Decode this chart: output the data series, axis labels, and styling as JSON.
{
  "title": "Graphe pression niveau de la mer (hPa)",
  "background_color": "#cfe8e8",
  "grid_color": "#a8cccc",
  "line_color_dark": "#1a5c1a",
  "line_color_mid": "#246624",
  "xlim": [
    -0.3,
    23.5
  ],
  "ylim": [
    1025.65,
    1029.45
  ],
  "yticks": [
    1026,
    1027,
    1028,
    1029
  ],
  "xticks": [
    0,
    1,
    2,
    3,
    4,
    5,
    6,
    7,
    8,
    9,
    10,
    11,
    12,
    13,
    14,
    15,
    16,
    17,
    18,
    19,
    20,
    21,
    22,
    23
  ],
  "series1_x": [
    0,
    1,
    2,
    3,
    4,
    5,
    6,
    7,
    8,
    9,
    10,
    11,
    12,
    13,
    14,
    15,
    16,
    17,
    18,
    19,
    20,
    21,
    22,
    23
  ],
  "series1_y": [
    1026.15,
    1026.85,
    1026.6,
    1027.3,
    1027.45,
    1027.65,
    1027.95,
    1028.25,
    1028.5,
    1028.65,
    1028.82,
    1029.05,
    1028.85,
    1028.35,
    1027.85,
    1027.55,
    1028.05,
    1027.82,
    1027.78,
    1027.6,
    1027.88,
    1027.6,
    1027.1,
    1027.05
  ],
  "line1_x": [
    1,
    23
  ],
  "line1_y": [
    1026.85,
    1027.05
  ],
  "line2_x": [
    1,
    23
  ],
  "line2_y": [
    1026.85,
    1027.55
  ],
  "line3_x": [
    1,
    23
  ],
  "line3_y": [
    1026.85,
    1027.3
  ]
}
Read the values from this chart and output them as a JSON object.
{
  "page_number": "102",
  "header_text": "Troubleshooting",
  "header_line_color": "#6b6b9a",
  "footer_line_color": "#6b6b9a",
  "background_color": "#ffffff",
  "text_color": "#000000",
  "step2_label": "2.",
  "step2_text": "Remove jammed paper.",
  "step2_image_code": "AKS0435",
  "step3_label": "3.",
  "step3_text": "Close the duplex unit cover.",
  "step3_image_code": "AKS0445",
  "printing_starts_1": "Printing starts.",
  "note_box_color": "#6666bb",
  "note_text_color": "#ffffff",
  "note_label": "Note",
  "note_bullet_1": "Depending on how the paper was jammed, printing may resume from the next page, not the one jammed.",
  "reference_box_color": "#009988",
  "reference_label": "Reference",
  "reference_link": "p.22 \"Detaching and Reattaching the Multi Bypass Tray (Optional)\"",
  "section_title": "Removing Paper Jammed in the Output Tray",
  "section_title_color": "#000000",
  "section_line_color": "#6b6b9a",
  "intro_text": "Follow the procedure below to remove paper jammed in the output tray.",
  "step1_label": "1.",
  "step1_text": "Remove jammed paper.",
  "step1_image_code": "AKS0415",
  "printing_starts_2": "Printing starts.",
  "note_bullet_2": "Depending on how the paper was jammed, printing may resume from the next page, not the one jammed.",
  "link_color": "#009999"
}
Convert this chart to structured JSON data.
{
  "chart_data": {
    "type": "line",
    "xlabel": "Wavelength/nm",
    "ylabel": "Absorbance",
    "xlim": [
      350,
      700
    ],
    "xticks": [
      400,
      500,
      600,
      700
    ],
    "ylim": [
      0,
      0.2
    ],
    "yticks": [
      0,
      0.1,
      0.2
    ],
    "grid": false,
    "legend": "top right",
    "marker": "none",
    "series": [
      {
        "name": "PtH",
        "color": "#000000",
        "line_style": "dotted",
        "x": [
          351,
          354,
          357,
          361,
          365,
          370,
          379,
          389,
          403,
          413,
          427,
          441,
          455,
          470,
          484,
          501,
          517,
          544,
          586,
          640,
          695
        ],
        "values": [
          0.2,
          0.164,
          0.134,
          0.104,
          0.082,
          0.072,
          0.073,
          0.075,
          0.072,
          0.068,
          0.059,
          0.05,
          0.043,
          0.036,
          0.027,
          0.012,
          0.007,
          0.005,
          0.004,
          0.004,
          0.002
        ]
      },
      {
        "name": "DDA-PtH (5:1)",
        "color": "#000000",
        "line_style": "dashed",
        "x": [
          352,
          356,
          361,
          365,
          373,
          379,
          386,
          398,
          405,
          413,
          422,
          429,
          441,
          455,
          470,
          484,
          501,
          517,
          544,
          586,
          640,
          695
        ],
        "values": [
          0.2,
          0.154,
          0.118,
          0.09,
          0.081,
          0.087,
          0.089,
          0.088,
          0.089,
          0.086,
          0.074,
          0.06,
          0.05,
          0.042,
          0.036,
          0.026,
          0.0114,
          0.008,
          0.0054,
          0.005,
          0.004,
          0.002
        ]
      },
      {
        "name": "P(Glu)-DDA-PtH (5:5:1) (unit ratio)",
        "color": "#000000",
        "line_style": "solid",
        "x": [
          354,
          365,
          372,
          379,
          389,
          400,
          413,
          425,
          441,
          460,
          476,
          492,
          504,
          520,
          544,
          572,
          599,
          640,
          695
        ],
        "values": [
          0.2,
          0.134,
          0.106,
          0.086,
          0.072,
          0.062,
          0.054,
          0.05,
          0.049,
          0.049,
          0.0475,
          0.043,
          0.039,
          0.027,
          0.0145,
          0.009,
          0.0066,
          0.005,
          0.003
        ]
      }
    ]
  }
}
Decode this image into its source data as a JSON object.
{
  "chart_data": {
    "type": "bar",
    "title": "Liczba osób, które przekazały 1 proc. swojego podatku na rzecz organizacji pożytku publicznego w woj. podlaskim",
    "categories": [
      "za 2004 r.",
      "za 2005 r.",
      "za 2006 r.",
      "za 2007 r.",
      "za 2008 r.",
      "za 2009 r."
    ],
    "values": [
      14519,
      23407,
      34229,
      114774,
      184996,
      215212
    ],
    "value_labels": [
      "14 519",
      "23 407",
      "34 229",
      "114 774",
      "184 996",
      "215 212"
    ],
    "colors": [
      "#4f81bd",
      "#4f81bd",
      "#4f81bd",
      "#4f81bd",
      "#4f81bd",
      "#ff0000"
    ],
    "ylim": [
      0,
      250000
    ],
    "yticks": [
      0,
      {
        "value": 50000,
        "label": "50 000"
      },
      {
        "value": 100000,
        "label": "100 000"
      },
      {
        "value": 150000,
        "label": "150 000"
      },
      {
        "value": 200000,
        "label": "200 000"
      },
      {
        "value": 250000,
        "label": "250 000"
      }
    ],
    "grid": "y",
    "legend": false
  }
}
=-=-=
> EXERCISE BRIEF
Type out the entries again, word for word.

> THE REPLY
Decode this chart: output the data series, axis labels, and styling as JSON.
{
  "title": "Graphe pression niveau de la mer (hPa)",
  "background_color": "#cfe8e8",
  "grid_color": "#a8cccc",
  "line_color_dark": "#1a5c1a",
  "line_color_mid": "#246624",
  "xlim": [
    -0.3,
    23.5
  ],
  "ylim": [
    1025.65,
    1029.45
  ],
  "yticks": [
    1026,
    1027,
    1028,
    1029
  ],
  "xticks": [
    0,
    1,
    2,
    3,
    4,
    5,
    6,
    7,
    8,
    9,
    10,
    11,
    12,
    13,
    14,
    15,
    16,
    17,
    18,
    19,
    20,
    21,
    22,
    23
  ],
  "series1_x": [
    0,
    1,
    2,
    3,
    4,
    5,
    6,
    7,
    8,
    9,
    10,
    11,
    12,
    13,
    14,
    15,
    16,
    17,
    18,
    19,
    20,
    21,
    22,
    23
  ],
  "series1_y": [
    1026.15,
    1026.85,
    1026.6,
    1027.3,
    1027.45,
    1027.65,
    1027.95,
    1028.25,
    1028.5,
    1028.65,
    1028.82,
    1029.05,
    1028.85,
    1028.35,
    1027.85,
    1027.55,
    1028.05,
    1027.82,
    1027.78,
    1027.6,
    1027.88,
    1027.6,
    1027.1,
    1027.05
  ],
  "line1_x": [
    1,
    23
  ],
  "line1_y": [
    1026.85,
    1027.05
  ],
  "line2_x": [
    1,
    23
  ],
  "line2_y": [
    1026.85,
    1027.55
  ],
  "line3_x": [
    1,
    23
  ],
  "line3_y": [
    1026.85,
    1027.3
  ]
}
Read the values from this chart and output them as a JSON object.
{
  "page_number": "102",
  "header_text": "Troubleshooting",
  "header_line_color": "#6b6b9a",
  "footer_line_color": "#6b6b9a",
  "background_color": "#ffffff",
  "text_color": "#000000",
  "step2_label": "2.",
  "step2_text": "Remove jammed paper.",
  "step2_image_code": "AKS0435",
  "step3_label": "3.",
  "step3_text": "Close the duplex unit cover.",
  "step3_image_code": "AKS0445",
  "printing_starts_1": "Printing starts.",
  "note_box_color": "#6666bb",
  "note_text_color": "#ffffff",
  "note_label": "Note",
  "note_bullet_1": "Depending on how the paper was jammed, printing may resume from the next page, not the one jammed.",
  "reference_box_color": "#009988",
  "reference_label": "Reference",
  "reference_link": "p.22 \"Detaching and Reattaching the Multi Bypass Tray (Optional)\"",
  "section_title": "Removing Paper Jammed in the Output Tray",
  "section_title_color": "#000000",
  "section_line_color": "#6b6b9a",
  "intro_text": "Follow the procedure below to remove paper jammed in the output tray.",
  "step1_label": "1.",
  "step1_text": "Remove jammed paper.",
  "step1_image_code": "AKS0415",
  "printing_starts_2": "Printing starts.",
  "note_bullet_2": "Depending on how the paper was jammed, printing may resume from the next page, not the one jammed.",
  "link_color": "#009999"
}
Convert this chart to structured JSON data.
{
  "chart_data": {
    "type": "line",
    "xlabel": "Wavelength/nm",
    "ylabel": "Absorbance",
    "xlim": [
      350,
      700
    ],
    "xticks": [
      400,
      500,
      600,
      700
    ],
    "ylim": [
      0,
      0.2
    ],
    "yticks": [
      0,
      0.1,
      0.2
    ],
    "grid": false,
    "legend": "top right",
    "marker": "none",
    "series": [
      {
        "name": "PtH",
        "color": "#000000",
        "line_style": "dotted",
        "x": [
          351,
          354,
          357,
          361,
          365,
          370,
          379,
          389,
          403,
          413,
          427,
          441,
          455,
          470,
          484,
          501,
          517,
          544,
          586,
          640,
          695
        ],
        "values": [
          0.2,
          0.164,
          0.134,
          0.104,
          0.082,
          0.072,
          0.073,
          0.075,
          0.072,
          0.068,
          0.059,
          0.05,
          0.043,
          0.036,
          0.027,
          0.012,
          0.007,
          0.005,
          0.004,
          0.004,
          0.002
        ]
      },
      {
        "name": "DDA-PtH (5:1)",
        "color": "#000000",
        "line_style": "dashed",
        "x": [
          352,
          356,
          361,
          365,
          373,
          379,
          386,
          398,
          405,
          413,
          422,
          429,
          441,
          455,
          470,
          484,
          501,
          517,
          544,
          586,
          640,
          695
        ],
        "values": [
          0.2,
          0.154,
          0.118,
          0.09,
          0.081,
          0.087,
          0.089,
          0.088,
          0.089,
          0.086,
          0.074,
          0.06,
          0.05,
          0.042,
          0.036,
          0.026,
          0.0114,
          0.008,
          0.0054,
          0.005,
          0.004,
          0.002
        ]
      },
      {
        "name": "P(Glu)-DDA-PtH (5:5:1) (unit ratio)",
        "color": "#000000",
        "line_style": "solid",
        "x": [
          354,
          365,
          372,
          379,
          389,
          400,
          413,
          425,
          441,
          460,
          476,
          492,
          504,
          520,
          544,
          572,
          599,
          640,
          695
        ],
        "values": [
          0.2,
          0.134,
          0.106,
          0.086,
          0.072,
          0.062,
          0.054,
          0.05,
          0.049,
          0.049,
          0.0475,
          0.043,
          0.039,
          0.027,
          0.0145,
          0.009,
          0.0066,
          0.005,
          0.003
        ]
      }
    ]
  }
}
Decode this image into its source data as a JSON object.
{
  "chart_data": {
    "type": "bar",
    "title": "Liczba osób, które przekazały 1 proc. swojego podatku na rzecz organizacji pożytku publicznego w woj. podlaskim",
    "categories": [
      "za 2004 r.",
      "za 2005 r.",
      "za 2006 r.",
      "za 2007 r.",
      "za 2008 r.",
      "za 2009 r."
    ],
    "values": [
      14519,
      23407,
      34229,
      114774,
      184996,
      215212
    ],
    "value_labels": [
      "14 519",
      "23 407",
      "34 229",
      "114 774",
      "184 996",
      "215 212"
    ],
    "colors": [
      "#4f81bd",
      "#4f81bd",
      "#4f81bd",
      "#4f81bd",
      "#4f81bd",
      "#ff0000"
    ],
    "ylim": [
      0,
      250000
    ],
    "yticks": [
      0,
      {
        "value": 50000,
        "label": "50 000"
      },
      {
        "value": 100000,
        "label": "100 000"
      },
      {
        "value": 150000,
        "label": "150 000"
      },
      {
        "value": 200000,
        "label": "200 000"
      },
      {
        "value": 250000,
        "label": "250 000"
      }
    ],
    "grid": "y",
    "legend": false
  }
}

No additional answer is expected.